GOAL: Pull every "this" line out of the data below.

DATA SHOWN:
********************

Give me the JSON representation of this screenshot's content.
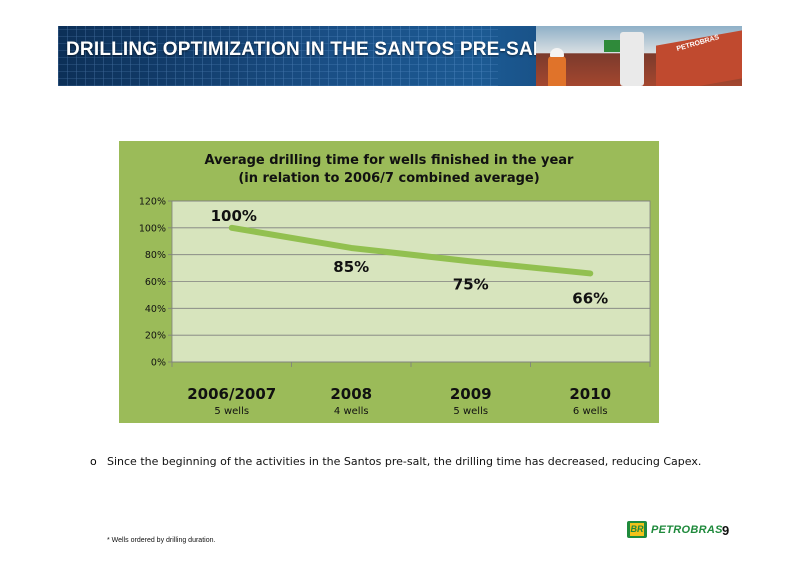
{
  "header": {
    "title": "DRILLING OPTIMIZATION IN THE SANTOS PRE-SALT",
    "photo_caption": "PETROBRAS"
  },
  "chart_data": {
    "type": "line",
    "title_line1": "Average drilling time for wells finished in the year",
    "title_line2": "(in relation to 2006/7 combined average)",
    "categories": [
      "2006/2007",
      "2008",
      "2009",
      "2010"
    ],
    "sublabels": [
      "5 wells",
      "4 wells",
      "5 wells",
      "6 wells"
    ],
    "values": [
      100,
      85,
      75,
      66
    ],
    "data_labels": [
      "100%",
      "85%",
      "75%",
      "66%"
    ],
    "y_ticks": [
      "0%",
      "20%",
      "40%",
      "60%",
      "80%",
      "100%",
      "120%"
    ],
    "ylim": [
      0,
      120
    ],
    "grid": true,
    "colors": {
      "background": "#9bbb59",
      "plot_area": "#d7e4bd",
      "line": "#92c050"
    }
  },
  "body": {
    "bullet_marker": "o",
    "bullet_text": "Since the beginning of the activities in the Santos pre-salt, the drilling time has decreased, reducing Capex."
  },
  "footer": {
    "footnote": "* Wells ordered by drilling duration.",
    "logo_mark": "BR",
    "logo_text": "PETROBRAS",
    "page_number": "9"
  }
}
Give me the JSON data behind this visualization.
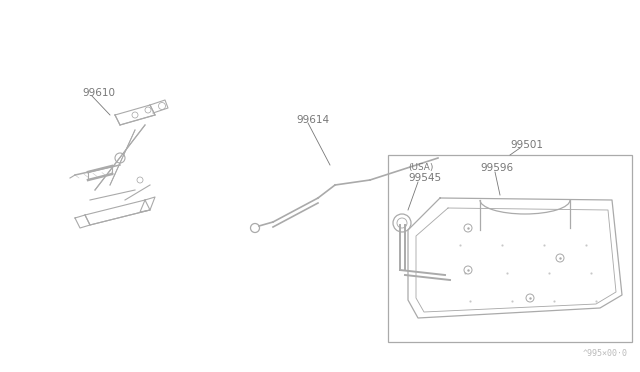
{
  "background_color": "#ffffff",
  "fig_width": 6.4,
  "fig_height": 3.72,
  "dpi": 100,
  "watermark": "^995×00·0",
  "line_color": "#aaaaaa",
  "label_color": "#777777",
  "label_fs": 7.0
}
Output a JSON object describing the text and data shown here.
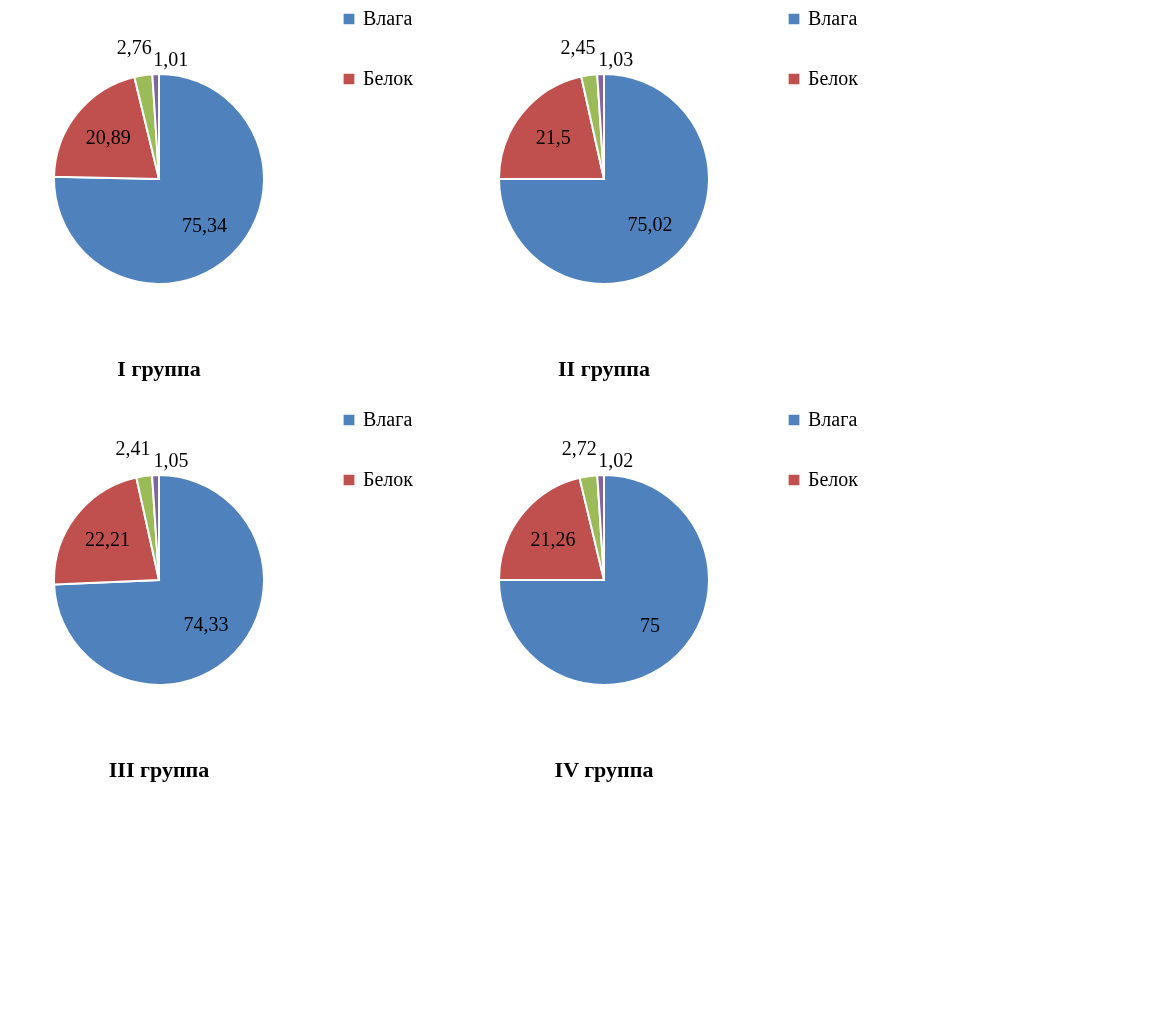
{
  "chart_data": [
    {
      "type": "pie",
      "title": "I группа",
      "categories": [
        "Влага",
        "Белок",
        null,
        null
      ],
      "values": [
        75.34,
        20.89,
        2.76,
        1.01
      ],
      "colors": [
        "#4f81bd",
        "#c0504d",
        "#9bbb59",
        "#8064a2"
      ],
      "value_labels": [
        "75,34",
        "20,89",
        "2,76",
        "1,01"
      ],
      "legend": "right"
    },
    {
      "type": "pie",
      "title": "II группа",
      "categories": [
        "Влага",
        "Белок",
        null,
        null
      ],
      "values": [
        75.02,
        21.5,
        2.45,
        1.03
      ],
      "colors": [
        "#4f81bd",
        "#c0504d",
        "#9bbb59",
        "#8064a2"
      ],
      "value_labels": [
        "75,02",
        "21,5",
        "2,45",
        "1,03"
      ],
      "legend": "right"
    },
    {
      "type": "pie",
      "title": "III группа",
      "categories": [
        "Влага",
        "Белок",
        null,
        null
      ],
      "values": [
        74.33,
        22.21,
        2.41,
        1.05
      ],
      "colors": [
        "#4f81bd",
        "#c0504d",
        "#9bbb59",
        "#8064a2"
      ],
      "value_labels": [
        "74,33",
        "22,21",
        "2,41",
        "1,05"
      ],
      "legend": "right"
    },
    {
      "type": "pie",
      "title": "IV группа",
      "categories": [
        "Влага",
        "Белок",
        null,
        null
      ],
      "values": [
        75,
        21.26,
        2.72,
        1.02
      ],
      "colors": [
        "#4f81bd",
        "#c0504d",
        "#9bbb59",
        "#8064a2"
      ],
      "value_labels": [
        "75",
        "21,26",
        "2,72",
        "1,02"
      ],
      "legend": "right"
    }
  ]
}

********************

COMPLETED TASK:
Give me the JSON representation of this screenshot's content.
Give me the JSON data behind this visualization.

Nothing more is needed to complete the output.